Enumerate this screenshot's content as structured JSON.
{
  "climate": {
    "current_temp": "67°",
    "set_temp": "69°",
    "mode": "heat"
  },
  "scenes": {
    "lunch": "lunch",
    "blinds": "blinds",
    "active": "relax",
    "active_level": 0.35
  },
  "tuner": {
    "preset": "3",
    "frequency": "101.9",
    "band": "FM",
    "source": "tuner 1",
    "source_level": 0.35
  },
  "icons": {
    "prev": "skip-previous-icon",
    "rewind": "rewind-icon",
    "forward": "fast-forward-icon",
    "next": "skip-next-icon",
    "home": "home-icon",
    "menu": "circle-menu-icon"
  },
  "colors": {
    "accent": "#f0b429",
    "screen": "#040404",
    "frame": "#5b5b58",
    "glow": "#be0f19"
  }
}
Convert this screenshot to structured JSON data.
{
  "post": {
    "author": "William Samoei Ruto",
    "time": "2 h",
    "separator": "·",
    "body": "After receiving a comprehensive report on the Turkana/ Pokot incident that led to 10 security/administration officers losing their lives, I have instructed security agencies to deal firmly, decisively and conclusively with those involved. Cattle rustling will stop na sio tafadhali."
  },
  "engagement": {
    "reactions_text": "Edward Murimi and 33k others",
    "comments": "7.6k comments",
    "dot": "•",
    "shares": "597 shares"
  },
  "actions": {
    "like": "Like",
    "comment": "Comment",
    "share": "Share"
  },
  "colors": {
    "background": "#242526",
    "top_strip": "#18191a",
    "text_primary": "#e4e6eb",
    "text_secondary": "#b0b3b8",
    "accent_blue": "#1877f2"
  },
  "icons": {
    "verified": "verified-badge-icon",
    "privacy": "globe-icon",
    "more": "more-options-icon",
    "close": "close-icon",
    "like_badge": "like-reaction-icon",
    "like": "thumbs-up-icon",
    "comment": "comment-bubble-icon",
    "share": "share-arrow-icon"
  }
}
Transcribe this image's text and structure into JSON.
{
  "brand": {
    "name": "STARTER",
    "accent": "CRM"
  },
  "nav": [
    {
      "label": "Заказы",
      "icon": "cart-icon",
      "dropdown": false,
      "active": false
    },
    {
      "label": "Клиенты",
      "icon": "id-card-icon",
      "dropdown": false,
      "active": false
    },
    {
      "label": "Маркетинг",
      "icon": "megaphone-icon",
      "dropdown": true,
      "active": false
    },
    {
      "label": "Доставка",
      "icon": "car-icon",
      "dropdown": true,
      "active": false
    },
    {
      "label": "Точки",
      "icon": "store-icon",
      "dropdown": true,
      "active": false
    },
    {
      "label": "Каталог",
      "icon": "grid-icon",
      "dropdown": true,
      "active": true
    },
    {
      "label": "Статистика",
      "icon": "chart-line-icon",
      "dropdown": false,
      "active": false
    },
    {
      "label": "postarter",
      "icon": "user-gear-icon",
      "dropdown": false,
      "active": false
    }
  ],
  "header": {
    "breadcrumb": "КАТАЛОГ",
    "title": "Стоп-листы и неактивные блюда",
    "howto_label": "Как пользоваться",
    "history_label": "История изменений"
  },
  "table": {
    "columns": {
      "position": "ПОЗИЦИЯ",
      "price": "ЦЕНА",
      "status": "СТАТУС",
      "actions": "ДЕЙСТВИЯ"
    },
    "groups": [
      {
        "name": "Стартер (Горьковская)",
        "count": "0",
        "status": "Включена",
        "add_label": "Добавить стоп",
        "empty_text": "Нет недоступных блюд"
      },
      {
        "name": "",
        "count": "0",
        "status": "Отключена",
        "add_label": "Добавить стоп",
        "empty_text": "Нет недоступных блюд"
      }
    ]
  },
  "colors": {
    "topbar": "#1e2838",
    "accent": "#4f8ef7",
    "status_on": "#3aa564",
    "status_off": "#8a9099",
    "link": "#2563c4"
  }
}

+---+

* What you will do *
Your task is to retype all of the records exactly.

* Correct output *
Enumerate this screenshot's content as structured JSON.
{
  "climate": {
    "current_temp": "67°",
    "set_temp": "69°",
    "mode": "heat"
  },
  "scenes": {
    "lunch": "lunch",
    "blinds": "blinds",
    "active": "relax",
    "active_level": 0.35
  },
  "tuner": {
    "preset": "3",
    "frequency": "101.9",
    "band": "FM",
    "source": "tuner 1",
    "source_level": 0.35
  },
  "icons": {
    "prev": "skip-previous-icon",
    "rewind": "rewind-icon",
    "forward": "fast-forward-icon",
    "next": "skip-next-icon",
    "home": "home-icon",
    "menu": "circle-menu-icon"
  },
  "colors": {
    "accent": "#f0b429",
    "screen": "#040404",
    "frame": "#5b5b58",
    "glow": "#be0f19"
  }
}
Convert this screenshot to structured JSON data.
{
  "post": {
    "author": "William Samoei Ruto",
    "time": "2 h",
    "separator": "·",
    "body": "After receiving a comprehensive report on the Turkana/ Pokot incident that led to 10 security/administration officers losing their lives, I have instructed security agencies to deal firmly, decisively and conclusively with those involved. Cattle rustling will stop na sio tafadhali."
  },
  "engagement": {
    "reactions_text": "Edward Murimi and 33k others",
    "comments": "7.6k comments",
    "dot": "•",
    "shares": "597 shares"
  },
  "actions": {
    "like": "Like",
    "comment": "Comment",
    "share": "Share"
  },
  "colors": {
    "background": "#242526",
    "top_strip": "#18191a",
    "text_primary": "#e4e6eb",
    "text_secondary": "#b0b3b8",
    "accent_blue": "#1877f2"
  },
  "icons": {
    "verified": "verified-badge-icon",
    "privacy": "globe-icon",
    "more": "more-options-icon",
    "close": "close-icon",
    "like_badge": "like-reaction-icon",
    "like": "thumbs-up-icon",
    "comment": "comment-bubble-icon",
    "share": "share-arrow-icon"
  }
}
Transcribe this image's text and structure into JSON.
{
  "brand": {
    "name": "STARTER",
    "accent": "CRM"
  },
  "nav": [
    {
      "label": "Заказы",
      "icon": "cart-icon",
      "dropdown": false,
      "active": false
    },
    {
      "label": "Клиенты",
      "icon": "id-card-icon",
      "dropdown": false,
      "active": false
    },
    {
      "label": "Маркетинг",
      "icon": "megaphone-icon",
      "dropdown": true,
      "active": false
    },
    {
      "label": "Доставка",
      "icon": "car-icon",
      "dropdown": true,
      "active": false
    },
    {
      "label": "Точки",
      "icon": "store-icon",
      "dropdown": true,
      "active": false
    },
    {
      "label": "Каталог",
      "icon": "grid-icon",
      "dropdown": true,
      "active": true
    },
    {
      "label": "Статистика",
      "icon": "chart-line-icon",
      "dropdown": false,
      "active": false
    },
    {
      "label": "postarter",
      "icon": "user-gear-icon",
      "dropdown": false,
      "active": false
    }
  ],
  "header": {
    "breadcrumb": "КАТАЛОГ",
    "title": "Стоп-листы и неактивные блюда",
    "howto_label": "Как пользоваться",
    "history_label": "История изменений"
  },
  "table": {
    "columns": {
      "position": "ПОЗИЦИЯ",
      "price": "ЦЕНА",
      "status": "СТАТУС",
      "actions": "ДЕЙСТВИЯ"
    },
    "groups": [
      {
        "name": "Стартер (Горьковская)",
        "count": "0",
        "status": "Включена",
        "add_label": "Добавить стоп",
        "empty_text": "Нет недоступных блюд"
      },
      {
        "name": "",
        "count": "0",
        "status": "Отключена",
        "add_label": "Добавить стоп",
        "empty_text": "Нет недоступных блюд"
      }
    ]
  },
  "colors": {
    "topbar": "#1e2838",
    "accent": "#4f8ef7",
    "status_on": "#3aa564",
    "status_off": "#8a9099",
    "link": "#2563c4"
  }
}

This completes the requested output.